■ Given task ■
Return each line of the records that contains the word "můžete".

■ Provided records ■
# # #

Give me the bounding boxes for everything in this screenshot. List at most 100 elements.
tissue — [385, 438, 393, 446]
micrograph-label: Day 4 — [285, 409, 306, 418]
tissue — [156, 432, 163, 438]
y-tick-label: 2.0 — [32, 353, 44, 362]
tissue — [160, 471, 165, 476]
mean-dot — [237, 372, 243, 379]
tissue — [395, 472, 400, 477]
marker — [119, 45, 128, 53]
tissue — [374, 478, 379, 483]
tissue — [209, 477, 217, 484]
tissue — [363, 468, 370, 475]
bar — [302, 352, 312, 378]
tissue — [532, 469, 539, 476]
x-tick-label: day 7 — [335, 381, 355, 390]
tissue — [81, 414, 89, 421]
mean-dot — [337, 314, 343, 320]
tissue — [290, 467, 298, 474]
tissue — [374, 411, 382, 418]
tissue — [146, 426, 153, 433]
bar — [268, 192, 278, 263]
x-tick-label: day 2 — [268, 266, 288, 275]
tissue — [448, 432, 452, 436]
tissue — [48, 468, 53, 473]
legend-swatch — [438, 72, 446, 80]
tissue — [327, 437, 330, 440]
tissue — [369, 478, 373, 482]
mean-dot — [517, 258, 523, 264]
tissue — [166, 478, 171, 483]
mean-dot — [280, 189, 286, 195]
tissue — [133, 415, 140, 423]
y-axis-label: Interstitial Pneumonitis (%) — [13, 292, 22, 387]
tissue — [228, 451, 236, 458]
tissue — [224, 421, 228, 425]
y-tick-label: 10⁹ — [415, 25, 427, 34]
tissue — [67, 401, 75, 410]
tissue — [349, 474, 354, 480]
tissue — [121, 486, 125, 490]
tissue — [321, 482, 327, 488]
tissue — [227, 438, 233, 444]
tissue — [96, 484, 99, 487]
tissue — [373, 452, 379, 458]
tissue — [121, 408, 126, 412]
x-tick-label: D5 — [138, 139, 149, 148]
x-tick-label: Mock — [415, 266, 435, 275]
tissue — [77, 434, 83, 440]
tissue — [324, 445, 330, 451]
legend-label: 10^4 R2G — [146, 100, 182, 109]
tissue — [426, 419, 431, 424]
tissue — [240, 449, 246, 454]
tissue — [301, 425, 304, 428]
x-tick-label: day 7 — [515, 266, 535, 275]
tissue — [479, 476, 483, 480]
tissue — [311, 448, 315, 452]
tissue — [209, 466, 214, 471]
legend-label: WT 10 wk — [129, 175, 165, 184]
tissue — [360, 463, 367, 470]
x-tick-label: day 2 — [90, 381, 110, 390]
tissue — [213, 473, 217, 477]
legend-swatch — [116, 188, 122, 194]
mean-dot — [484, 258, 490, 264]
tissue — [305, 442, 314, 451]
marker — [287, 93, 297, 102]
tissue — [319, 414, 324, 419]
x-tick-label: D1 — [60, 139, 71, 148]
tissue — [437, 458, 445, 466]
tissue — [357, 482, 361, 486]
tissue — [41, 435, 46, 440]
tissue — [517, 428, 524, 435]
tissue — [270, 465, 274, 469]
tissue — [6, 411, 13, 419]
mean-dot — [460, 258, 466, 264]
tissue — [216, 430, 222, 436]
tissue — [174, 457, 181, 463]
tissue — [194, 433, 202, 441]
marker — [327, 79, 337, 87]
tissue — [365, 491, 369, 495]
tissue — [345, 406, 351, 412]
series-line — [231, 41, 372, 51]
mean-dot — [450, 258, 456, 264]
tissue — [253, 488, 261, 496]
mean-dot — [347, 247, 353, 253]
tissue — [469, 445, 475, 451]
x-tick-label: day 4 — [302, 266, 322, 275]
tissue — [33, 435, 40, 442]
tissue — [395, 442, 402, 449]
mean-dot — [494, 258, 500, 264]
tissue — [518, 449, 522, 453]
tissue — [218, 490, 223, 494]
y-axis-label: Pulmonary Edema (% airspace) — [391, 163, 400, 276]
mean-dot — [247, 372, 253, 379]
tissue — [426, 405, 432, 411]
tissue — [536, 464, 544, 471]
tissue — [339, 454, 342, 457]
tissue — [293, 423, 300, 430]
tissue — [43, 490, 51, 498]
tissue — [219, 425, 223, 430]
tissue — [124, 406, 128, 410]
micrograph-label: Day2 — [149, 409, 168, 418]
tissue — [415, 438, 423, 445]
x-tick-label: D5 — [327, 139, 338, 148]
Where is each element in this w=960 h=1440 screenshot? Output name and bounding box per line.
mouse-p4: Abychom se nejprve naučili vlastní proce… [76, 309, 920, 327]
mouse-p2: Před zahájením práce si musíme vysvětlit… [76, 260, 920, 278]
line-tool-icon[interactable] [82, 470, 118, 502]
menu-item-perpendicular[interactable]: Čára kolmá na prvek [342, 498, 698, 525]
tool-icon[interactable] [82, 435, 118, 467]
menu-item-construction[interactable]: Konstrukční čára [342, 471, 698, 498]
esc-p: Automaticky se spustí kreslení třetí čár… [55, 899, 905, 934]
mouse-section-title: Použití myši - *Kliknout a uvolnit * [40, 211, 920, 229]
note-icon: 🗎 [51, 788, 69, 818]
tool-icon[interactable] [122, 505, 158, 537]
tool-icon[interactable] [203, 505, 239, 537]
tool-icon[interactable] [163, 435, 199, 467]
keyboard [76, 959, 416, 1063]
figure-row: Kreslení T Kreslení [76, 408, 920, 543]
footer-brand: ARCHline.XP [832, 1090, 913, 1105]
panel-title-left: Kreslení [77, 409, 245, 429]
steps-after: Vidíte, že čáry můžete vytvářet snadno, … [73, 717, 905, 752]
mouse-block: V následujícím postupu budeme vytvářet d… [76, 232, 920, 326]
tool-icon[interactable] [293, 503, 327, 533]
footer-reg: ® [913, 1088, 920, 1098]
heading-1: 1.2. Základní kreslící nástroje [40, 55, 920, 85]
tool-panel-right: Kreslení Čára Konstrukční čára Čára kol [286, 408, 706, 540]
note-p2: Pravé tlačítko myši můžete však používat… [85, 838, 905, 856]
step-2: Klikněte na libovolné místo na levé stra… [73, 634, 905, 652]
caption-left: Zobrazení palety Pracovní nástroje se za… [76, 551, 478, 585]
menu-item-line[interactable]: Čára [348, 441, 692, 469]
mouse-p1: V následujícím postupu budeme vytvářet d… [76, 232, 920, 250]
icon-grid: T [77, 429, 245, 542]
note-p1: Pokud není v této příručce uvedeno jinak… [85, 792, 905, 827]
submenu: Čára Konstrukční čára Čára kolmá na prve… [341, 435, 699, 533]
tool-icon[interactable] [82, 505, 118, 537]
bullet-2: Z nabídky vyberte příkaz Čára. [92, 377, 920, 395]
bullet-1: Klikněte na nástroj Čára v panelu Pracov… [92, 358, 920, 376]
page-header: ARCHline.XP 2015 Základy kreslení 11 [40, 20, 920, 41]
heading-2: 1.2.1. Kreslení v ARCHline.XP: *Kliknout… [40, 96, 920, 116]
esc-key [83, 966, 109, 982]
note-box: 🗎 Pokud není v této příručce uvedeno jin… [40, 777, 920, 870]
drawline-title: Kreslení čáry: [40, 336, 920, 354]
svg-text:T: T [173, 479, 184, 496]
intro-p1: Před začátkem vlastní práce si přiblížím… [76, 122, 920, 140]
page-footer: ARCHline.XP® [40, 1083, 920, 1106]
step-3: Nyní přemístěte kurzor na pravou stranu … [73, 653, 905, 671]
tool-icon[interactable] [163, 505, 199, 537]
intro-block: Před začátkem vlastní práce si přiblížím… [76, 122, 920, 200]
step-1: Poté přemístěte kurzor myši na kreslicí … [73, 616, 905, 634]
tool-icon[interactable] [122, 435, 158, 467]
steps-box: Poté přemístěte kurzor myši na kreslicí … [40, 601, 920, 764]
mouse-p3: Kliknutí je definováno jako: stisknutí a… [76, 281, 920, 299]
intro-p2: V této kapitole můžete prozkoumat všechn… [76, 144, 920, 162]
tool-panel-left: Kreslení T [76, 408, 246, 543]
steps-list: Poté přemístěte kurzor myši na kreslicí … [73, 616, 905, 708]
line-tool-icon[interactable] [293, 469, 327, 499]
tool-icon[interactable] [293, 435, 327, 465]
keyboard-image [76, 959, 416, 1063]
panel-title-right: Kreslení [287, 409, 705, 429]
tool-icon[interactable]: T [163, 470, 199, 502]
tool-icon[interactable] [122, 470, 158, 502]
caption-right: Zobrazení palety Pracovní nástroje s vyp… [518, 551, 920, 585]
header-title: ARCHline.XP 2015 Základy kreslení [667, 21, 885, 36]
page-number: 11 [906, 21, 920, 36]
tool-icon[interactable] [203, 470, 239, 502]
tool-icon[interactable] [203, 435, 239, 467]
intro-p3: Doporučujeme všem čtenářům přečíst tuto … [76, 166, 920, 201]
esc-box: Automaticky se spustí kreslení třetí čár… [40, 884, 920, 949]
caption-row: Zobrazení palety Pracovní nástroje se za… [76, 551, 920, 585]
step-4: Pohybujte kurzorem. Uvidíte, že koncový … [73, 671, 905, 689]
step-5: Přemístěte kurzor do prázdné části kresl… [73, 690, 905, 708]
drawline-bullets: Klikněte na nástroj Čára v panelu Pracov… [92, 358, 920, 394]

# # #

■ Completed task ■
steps-after: Vidíte, že čáry můžete vytvářet snadno, … [73, 717, 905, 752]
note-p2: Pravé tlačítko myši můžete však používat… [85, 838, 905, 856]
intro-p2: V této kapitole můžete prozkoumat všechn… [76, 144, 920, 162]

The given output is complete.